── DATA IN THIS EXERCISE ──
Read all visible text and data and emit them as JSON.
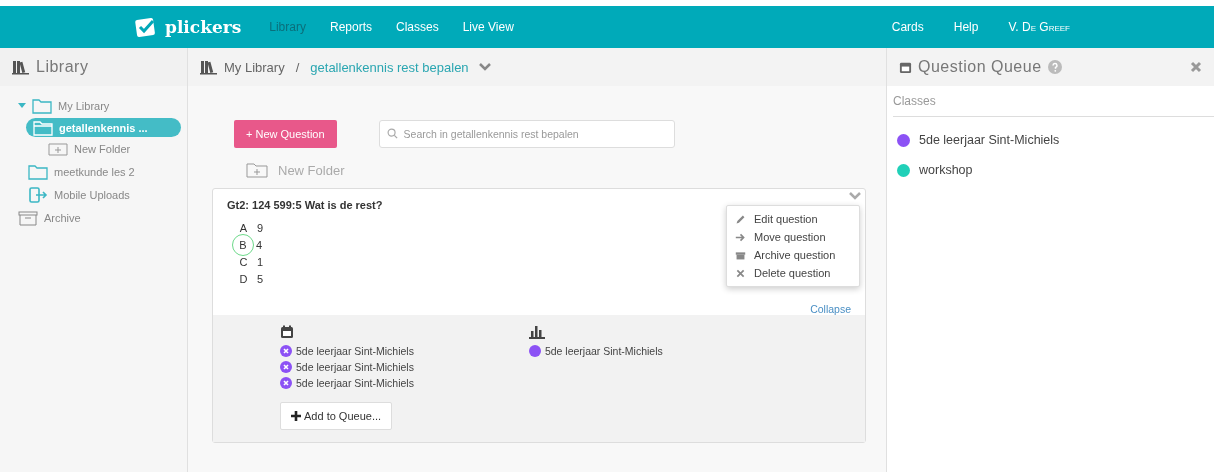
{
  "nav": {
    "logo": "plickers",
    "items": [
      {
        "label": "Library",
        "selected": true
      },
      {
        "label": "Reports",
        "selected": false
      },
      {
        "label": "Classes",
        "selected": false
      },
      {
        "label": "Live View",
        "selected": false
      }
    ],
    "right_items": [
      "Cards",
      "Help",
      "V. De Greef"
    ]
  },
  "sidebar": {
    "title": "Library",
    "tree": [
      {
        "label": "My Library",
        "kind": "folder",
        "expanded": true,
        "selected": false,
        "children": [
          {
            "label": "getallenkennis ...",
            "kind": "open-folder",
            "selected": true,
            "children": [
              {
                "label": "New Folder",
                "kind": "new-folder",
                "selected": false
              }
            ]
          },
          {
            "label": "meetkunde les 2",
            "kind": "folder",
            "selected": false
          },
          {
            "label": "Mobile Uploads",
            "kind": "mobile",
            "selected": false
          }
        ]
      },
      {
        "label": "Archive",
        "kind": "archive",
        "selected": false
      }
    ]
  },
  "breadcrumb": {
    "root": "My Library",
    "separator": "/",
    "current": "getallenkennis rest bepalen"
  },
  "toolbar": {
    "new_question": "+ New Question",
    "search": {
      "placeholder": "Search in getallenkennis rest bepalen"
    },
    "new_folder": "New Folder"
  },
  "question": {
    "title": "Gt2: 124 599:5 Wat is de rest?",
    "answers": [
      {
        "letter": "A",
        "text": "9",
        "correct": false
      },
      {
        "letter": "B",
        "text": "4",
        "correct": true
      },
      {
        "letter": "C",
        "text": "1",
        "correct": false
      },
      {
        "letter": "D",
        "text": "5",
        "correct": false
      }
    ],
    "menu": [
      {
        "kind": "edit",
        "label": "Edit question"
      },
      {
        "kind": "move",
        "label": "Move question"
      },
      {
        "kind": "archive",
        "label": "Archive question"
      },
      {
        "kind": "delete",
        "label": "Delete question"
      }
    ],
    "collapse": "Collapse",
    "queued": [
      {
        "name": "5de leerjaar Sint-Michiels",
        "color": "#8c52f5"
      },
      {
        "name": "5de leerjaar Sint-Michiels",
        "color": "#8c52f5"
      },
      {
        "name": "5de leerjaar Sint-Michiels",
        "color": "#8c52f5"
      }
    ],
    "reports": [
      {
        "name": "5de leerjaar Sint-Michiels",
        "color": "#8c52f5"
      }
    ],
    "add_to_queue": "Add to Queue..."
  },
  "queue_panel": {
    "title": "Question Queue",
    "section": "Classes",
    "classes": [
      {
        "name": "5de leerjaar Sint-Michiels",
        "color": "#8c52f5"
      },
      {
        "name": "workshop",
        "color": "#20d0b8"
      }
    ]
  }
}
───
# [WORK REQUIRED]
Count the lines in the material above where the string "kind" appears, then state only that count.

# [EXPECTED OUTPUT]
10